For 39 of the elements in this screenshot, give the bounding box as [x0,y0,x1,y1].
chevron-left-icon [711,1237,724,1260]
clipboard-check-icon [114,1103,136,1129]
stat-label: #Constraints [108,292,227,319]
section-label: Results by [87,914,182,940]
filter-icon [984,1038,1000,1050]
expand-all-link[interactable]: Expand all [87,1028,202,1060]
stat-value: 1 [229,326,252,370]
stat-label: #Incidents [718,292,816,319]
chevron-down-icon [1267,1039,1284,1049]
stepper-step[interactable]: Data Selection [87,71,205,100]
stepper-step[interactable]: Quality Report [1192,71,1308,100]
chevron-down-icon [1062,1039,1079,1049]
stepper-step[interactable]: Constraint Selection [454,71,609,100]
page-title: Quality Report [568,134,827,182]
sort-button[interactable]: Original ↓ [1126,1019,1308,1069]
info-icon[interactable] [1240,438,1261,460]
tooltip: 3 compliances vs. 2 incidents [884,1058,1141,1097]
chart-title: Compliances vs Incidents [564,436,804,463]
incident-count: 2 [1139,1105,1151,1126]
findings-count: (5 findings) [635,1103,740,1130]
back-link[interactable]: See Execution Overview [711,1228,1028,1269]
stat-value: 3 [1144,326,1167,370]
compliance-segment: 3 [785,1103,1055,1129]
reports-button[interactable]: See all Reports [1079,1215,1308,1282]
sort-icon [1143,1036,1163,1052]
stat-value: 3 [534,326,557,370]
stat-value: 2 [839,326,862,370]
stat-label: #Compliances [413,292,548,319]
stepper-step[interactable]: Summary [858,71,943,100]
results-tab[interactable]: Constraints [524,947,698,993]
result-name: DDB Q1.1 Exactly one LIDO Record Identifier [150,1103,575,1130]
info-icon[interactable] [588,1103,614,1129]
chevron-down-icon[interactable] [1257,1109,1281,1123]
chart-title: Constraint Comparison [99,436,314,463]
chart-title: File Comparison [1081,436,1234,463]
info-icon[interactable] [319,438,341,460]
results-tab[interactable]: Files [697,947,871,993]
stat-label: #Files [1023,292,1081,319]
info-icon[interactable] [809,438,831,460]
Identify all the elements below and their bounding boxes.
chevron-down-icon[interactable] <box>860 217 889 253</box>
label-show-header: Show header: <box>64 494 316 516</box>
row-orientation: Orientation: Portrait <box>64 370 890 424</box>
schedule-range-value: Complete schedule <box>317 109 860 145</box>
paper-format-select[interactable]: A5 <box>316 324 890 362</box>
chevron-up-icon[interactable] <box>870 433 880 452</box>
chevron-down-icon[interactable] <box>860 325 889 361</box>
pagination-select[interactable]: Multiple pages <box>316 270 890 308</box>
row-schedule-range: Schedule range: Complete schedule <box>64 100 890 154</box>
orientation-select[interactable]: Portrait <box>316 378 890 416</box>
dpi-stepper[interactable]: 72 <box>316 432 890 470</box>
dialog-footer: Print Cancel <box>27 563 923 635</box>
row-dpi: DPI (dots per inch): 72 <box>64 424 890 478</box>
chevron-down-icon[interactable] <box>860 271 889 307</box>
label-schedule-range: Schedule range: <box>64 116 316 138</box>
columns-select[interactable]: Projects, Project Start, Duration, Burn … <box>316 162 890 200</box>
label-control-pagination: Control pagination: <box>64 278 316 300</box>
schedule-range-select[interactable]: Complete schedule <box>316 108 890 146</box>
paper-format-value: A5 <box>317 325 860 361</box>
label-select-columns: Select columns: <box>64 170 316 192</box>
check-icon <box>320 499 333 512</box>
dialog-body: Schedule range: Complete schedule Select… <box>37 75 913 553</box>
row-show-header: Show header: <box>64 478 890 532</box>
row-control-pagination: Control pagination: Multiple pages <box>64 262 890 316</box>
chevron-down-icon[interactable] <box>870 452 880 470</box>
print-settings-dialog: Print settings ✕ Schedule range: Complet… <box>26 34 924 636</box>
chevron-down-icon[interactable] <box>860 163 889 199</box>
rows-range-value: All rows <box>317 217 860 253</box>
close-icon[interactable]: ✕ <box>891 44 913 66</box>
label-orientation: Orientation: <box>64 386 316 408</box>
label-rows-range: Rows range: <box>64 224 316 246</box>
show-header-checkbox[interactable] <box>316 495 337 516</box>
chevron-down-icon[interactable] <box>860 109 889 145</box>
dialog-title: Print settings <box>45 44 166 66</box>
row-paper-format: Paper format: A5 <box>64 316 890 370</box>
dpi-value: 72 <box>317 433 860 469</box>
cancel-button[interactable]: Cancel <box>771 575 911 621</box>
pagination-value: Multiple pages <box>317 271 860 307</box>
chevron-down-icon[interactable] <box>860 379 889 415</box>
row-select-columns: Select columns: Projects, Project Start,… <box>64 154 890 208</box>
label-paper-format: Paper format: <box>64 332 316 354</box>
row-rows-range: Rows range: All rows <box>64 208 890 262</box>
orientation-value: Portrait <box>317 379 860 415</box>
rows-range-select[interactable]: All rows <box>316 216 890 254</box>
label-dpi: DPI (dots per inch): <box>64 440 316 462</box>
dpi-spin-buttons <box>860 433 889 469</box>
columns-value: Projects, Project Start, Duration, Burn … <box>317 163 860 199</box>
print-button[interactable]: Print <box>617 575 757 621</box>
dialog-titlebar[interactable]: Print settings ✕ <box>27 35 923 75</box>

——————

→ **THE PROBLEM**
Switch "chevron-down-icon" to "caret-down-icon" throughout the records above and give them again with nothing else changed.

→ **ANSWER FOR THE TASK**
For 39 of the elements in this screenshot, give the bounding box as [x0,y0,x1,y1].
chevron-left-icon [711,1237,724,1260]
clipboard-check-icon [114,1103,136,1129]
stat-label: #Constraints [108,292,227,319]
section-label: Results by [87,914,182,940]
filter-icon [984,1038,1000,1050]
expand-all-link[interactable]: Expand all [87,1028,202,1060]
stat-value: 1 [229,326,252,370]
stat-label: #Incidents [718,292,816,319]
caret-down-icon [1267,1039,1284,1049]
stepper-step[interactable]: Data Selection [87,71,205,100]
stepper-step[interactable]: Quality Report [1192,71,1308,100]
caret-down-icon [1062,1039,1079,1049]
stepper-step[interactable]: Constraint Selection [454,71,609,100]
page-title: Quality Report [568,134,827,182]
sort-button[interactable]: Original ↓ [1126,1019,1308,1069]
info-icon[interactable] [1240,438,1261,460]
tooltip: 3 compliances vs. 2 incidents [884,1058,1141,1097]
chart-title: Compliances vs Incidents [564,436,804,463]
incident-count: 2 [1139,1105,1151,1126]
findings-count: (5 findings) [635,1103,740,1130]
back-link[interactable]: See Execution Overview [711,1228,1028,1269]
stat-value: 3 [1144,326,1167,370]
compliance-segment: 3 [785,1103,1055,1129]
reports-button[interactable]: See all Reports [1079,1215,1308,1282]
sort-icon [1143,1036,1163,1052]
stat-value: 3 [534,326,557,370]
stat-value: 2 [839,326,862,370]
stat-label: #Compliances [413,292,548,319]
stepper-step[interactable]: Summary [858,71,943,100]
results-tab[interactable]: Constraints [524,947,698,993]
result-name: DDB Q1.1 Exactly one LIDO Record Identifier [150,1103,575,1130]
info-icon[interactable] [588,1103,614,1129]
caret-down-icon[interactable] [1257,1109,1281,1123]
chart-title: Constraint Comparison [99,436,314,463]
chart-title: File Comparison [1081,436,1234,463]
info-icon[interactable] [319,438,341,460]
results-tab[interactable]: Files [697,947,871,993]
stat-label: #Files [1023,292,1081,319]
info-icon[interactable] [809,438,831,460]
Identify all the elements below and their bounding boxes.
caret-down-icon[interactable] <box>860 217 889 253</box>
label-show-header: Show header: <box>64 494 316 516</box>
row-orientation: Orientation: Portrait <box>64 370 890 424</box>
schedule-range-value: Complete schedule <box>317 109 860 145</box>
paper-format-select[interactable]: A5 <box>316 324 890 362</box>
chevron-up-icon[interactable] <box>870 433 880 452</box>
caret-down-icon[interactable] <box>860 325 889 361</box>
pagination-select[interactable]: Multiple pages <box>316 270 890 308</box>
row-schedule-range: Schedule range: Complete schedule <box>64 100 890 154</box>
orientation-select[interactable]: Portrait <box>316 378 890 416</box>
dpi-stepper[interactable]: 72 <box>316 432 890 470</box>
dialog-footer: Print Cancel <box>27 563 923 635</box>
row-dpi: DPI (dots per inch): 72 <box>64 424 890 478</box>
caret-down-icon[interactable] <box>860 271 889 307</box>
label-schedule-range: Schedule range: <box>64 116 316 138</box>
columns-select[interactable]: Projects, Project Start, Duration, Burn … <box>316 162 890 200</box>
label-control-pagination: Control pagination: <box>64 278 316 300</box>
schedule-range-select[interactable]: Complete schedule <box>316 108 890 146</box>
paper-format-value: A5 <box>317 325 860 361</box>
label-select-columns: Select columns: <box>64 170 316 192</box>
check-icon <box>320 499 333 512</box>
dialog-body: Schedule range: Complete schedule Select… <box>37 75 913 553</box>
row-show-header: Show header: <box>64 478 890 532</box>
row-control-pagination: Control pagination: Multiple pages <box>64 262 890 316</box>
caret-down-icon[interactable] <box>870 452 880 470</box>
print-settings-dialog: Print settings ✕ Schedule range: Complet… <box>26 34 924 636</box>
caret-down-icon[interactable] <box>860 163 889 199</box>
rows-range-value: All rows <box>317 217 860 253</box>
close-icon[interactable]: ✕ <box>891 44 913 66</box>
label-orientation: Orientation: <box>64 386 316 408</box>
label-rows-range: Rows range: <box>64 224 316 246</box>
show-header-checkbox[interactable] <box>316 495 337 516</box>
caret-down-icon[interactable] <box>860 109 889 145</box>
dialog-title: Print settings <box>45 44 166 66</box>
row-paper-format: Paper format: A5 <box>64 316 890 370</box>
dpi-value: 72 <box>317 433 860 469</box>
cancel-button[interactable]: Cancel <box>771 575 911 621</box>
pagination-value: Multiple pages <box>317 271 860 307</box>
caret-down-icon[interactable] <box>860 379 889 415</box>
row-select-columns: Select columns: Projects, Project Start,… <box>64 154 890 208</box>
label-paper-format: Paper format: <box>64 332 316 354</box>
row-rows-range: Rows range: All rows <box>64 208 890 262</box>
orientation-value: Portrait <box>317 379 860 415</box>
rows-range-select[interactable]: All rows <box>316 216 890 254</box>
label-dpi: DPI (dots per inch): <box>64 440 316 462</box>
dpi-spin-buttons <box>860 433 889 469</box>
columns-value: Projects, Project Start, Duration, Burn … <box>317 163 860 199</box>
print-button[interactable]: Print <box>617 575 757 621</box>
dialog-titlebar[interactable]: Print settings ✕ <box>27 35 923 75</box>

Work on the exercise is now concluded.